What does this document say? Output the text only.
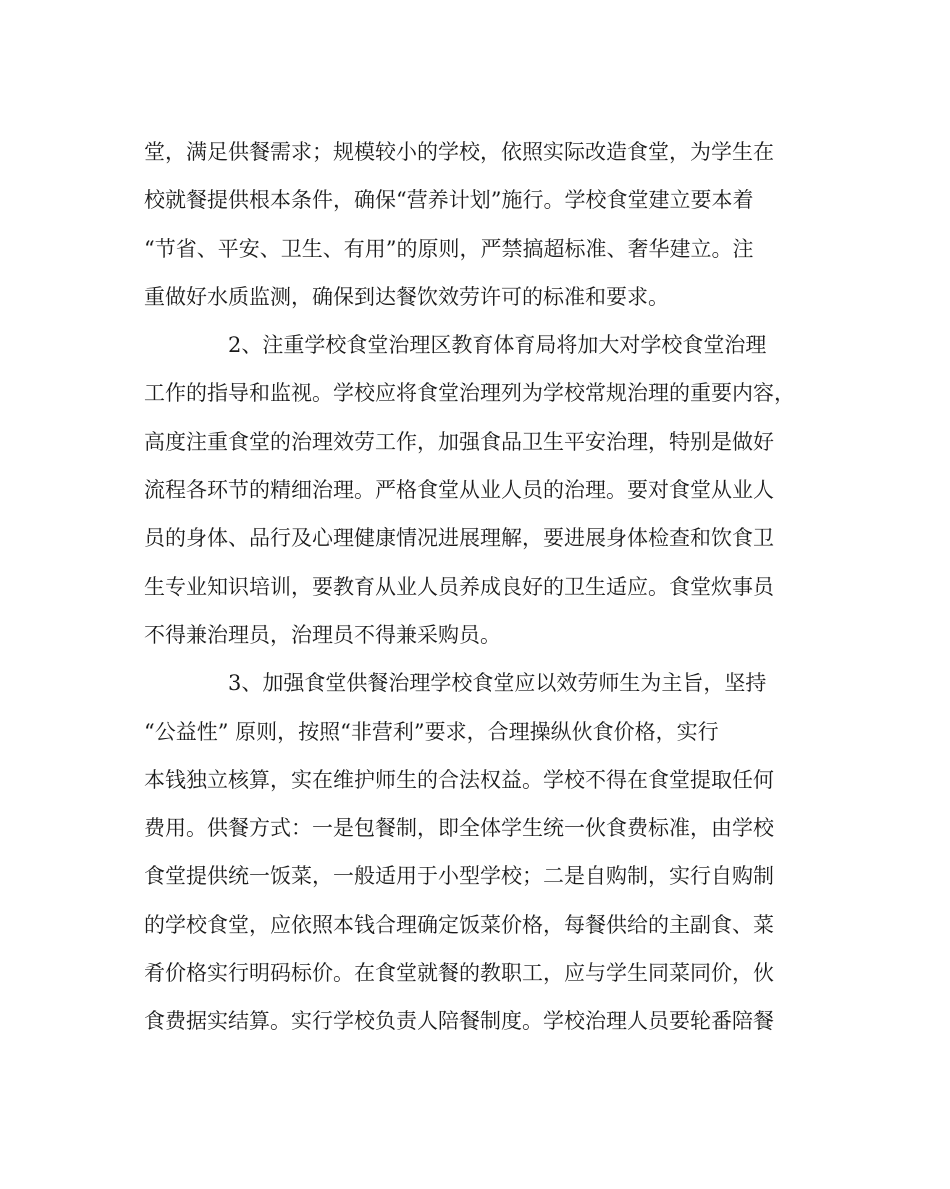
堂，满足供餐需求；规模较小的学校，依照实际改造食堂，为学生在
校就餐提供根本条件，确保“营养计划”施行。学校食堂建立要本着
“节省、平安、卫生、有用”的原则，严禁搞超标准、奢华建立。注
重做好水质监测，确保到达餐饮效劳许可的标准和要求。
2、注重学校食堂治理区教育体育局将加大对学校食堂治理
工作的指导和监视。学校应将食堂治理列为学校常规治理的重要内容，
高度注重食堂的治理效劳工作，加强食品卫生平安治理，特别是做好
流程各环节的精细治理。严格食堂从业人员的治理。要对食堂从业人
员的身体、品行及心理健康情况进展理解，要进展身体检查和饮食卫
生专业知识培训，要教育从业人员养成良好的卫生适应。食堂炊事员
不得兼治理员，治理员不得兼采购员。
3、加强食堂供餐治理学校食堂应以效劳师生为主旨，坚持
“公益性” 原则，按照“非营利”要求，合理操纵伙食价格，实行
本钱独立核算，实在维护师生的合法权益。学校不得在食堂提取任何
费用。供餐方式：一是包餐制，即全体学生统一伙食费标准，由学校
食堂提供统一饭菜，一般适用于小型学校；二是自购制，实行自购制
的学校食堂，应依照本钱合理确定饭菜价格，每餐供给的主副食、菜
肴价格实行明码标价。在食堂就餐的教职工，应与学生同菜同价，伙
食费据实结算。实行学校负责人陪餐制度。学校治理人员要轮番陪餐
*-*-*
# Directive:
Quote the records above exactly, leaving out any pictures.

# Output for this exercise:
What does this document say? Output the text only.
堂，满足供餐需求；规模较小的学校，依照实际改造食堂，为学生在
校就餐提供根本条件，确保“营养计划”施行。学校食堂建立要本着
“节省、平安、卫生、有用”的原则，严禁搞超标准、奢华建立。注
重做好水质监测，确保到达餐饮效劳许可的标准和要求。
2、注重学校食堂治理区教育体育局将加大对学校食堂治理
工作的指导和监视。学校应将食堂治理列为学校常规治理的重要内容，
高度注重食堂的治理效劳工作，加强食品卫生平安治理，特别是做好
流程各环节的精细治理。严格食堂从业人员的治理。要对食堂从业人
员的身体、品行及心理健康情况进展理解，要进展身体检查和饮食卫
生专业知识培训，要教育从业人员养成良好的卫生适应。食堂炊事员
不得兼治理员，治理员不得兼采购员。
3、加强食堂供餐治理学校食堂应以效劳师生为主旨，坚持
“公益性” 原则，按照“非营利”要求，合理操纵伙食价格，实行
本钱独立核算，实在维护师生的合法权益。学校不得在食堂提取任何
费用。供餐方式：一是包餐制，即全体学生统一伙食费标准，由学校
食堂提供统一饭菜，一般适用于小型学校；二是自购制，实行自购制
的学校食堂，应依照本钱合理确定饭菜价格，每餐供给的主副食、菜
肴价格实行明码标价。在食堂就餐的教职工，应与学生同菜同价，伙
食费据实结算。实行学校负责人陪餐制度。学校治理人员要轮番陪餐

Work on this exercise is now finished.